> [PROVIDED RECORDS]

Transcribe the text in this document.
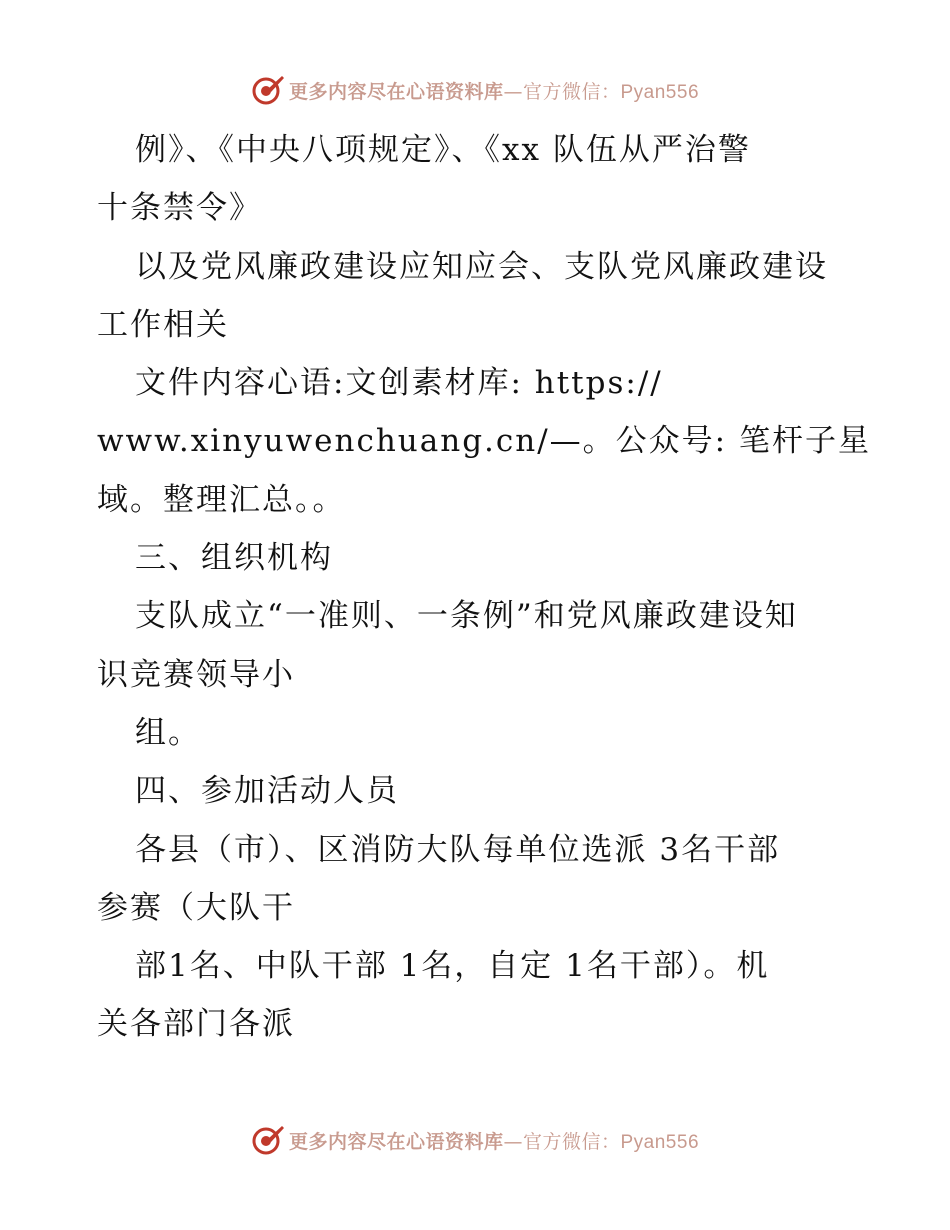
更多内容尽在心语资料库—官方微信：Pyan556
例》、《中央八项规定》、《xx 队伍从严治警
十条禁令》
以及党风廉政建设应知应会、支队党风廉政建设
工作相关
文件内容心语:文创素材库: https://
www.xinyuwenchuang.cn/—。公众号: 笔杆子星
域。整理汇总。。
三、组织机构
支队成立“一准则、一条例”和党风廉政建设知
识竞赛领导小
组。
四、参加活动人员
各县（市）、区消防大队每单位选派 3名干部
参赛（大队干
部1名、中队干部 1名，自定 1名干部）。机
关各部门各派
更多内容尽在心语资料库—官方微信：Pyan556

> [REQUIRED TASK]
Transcribe the whole listing, character for character, but not its images.

> [SOLUTION FOR THIS EXERCISE]
Transcribe the text in this document.
更多内容尽在心语资料库—官方微信：Pyan556
例》、《中央八项规定》、《xx 队伍从严治警
十条禁令》
以及党风廉政建设应知应会、支队党风廉政建设
工作相关
文件内容心语:文创素材库: https://
www.xinyuwenchuang.cn/—。公众号: 笔杆子星
域。整理汇总。。
三、组织机构
支队成立“一准则、一条例”和党风廉政建设知
识竞赛领导小
组。
四、参加活动人员
各县（市）、区消防大队每单位选派 3名干部
参赛（大队干
部1名、中队干部 1名，自定 1名干部）。机
关各部门各派
更多内容尽在心语资料库—官方微信：Pyan556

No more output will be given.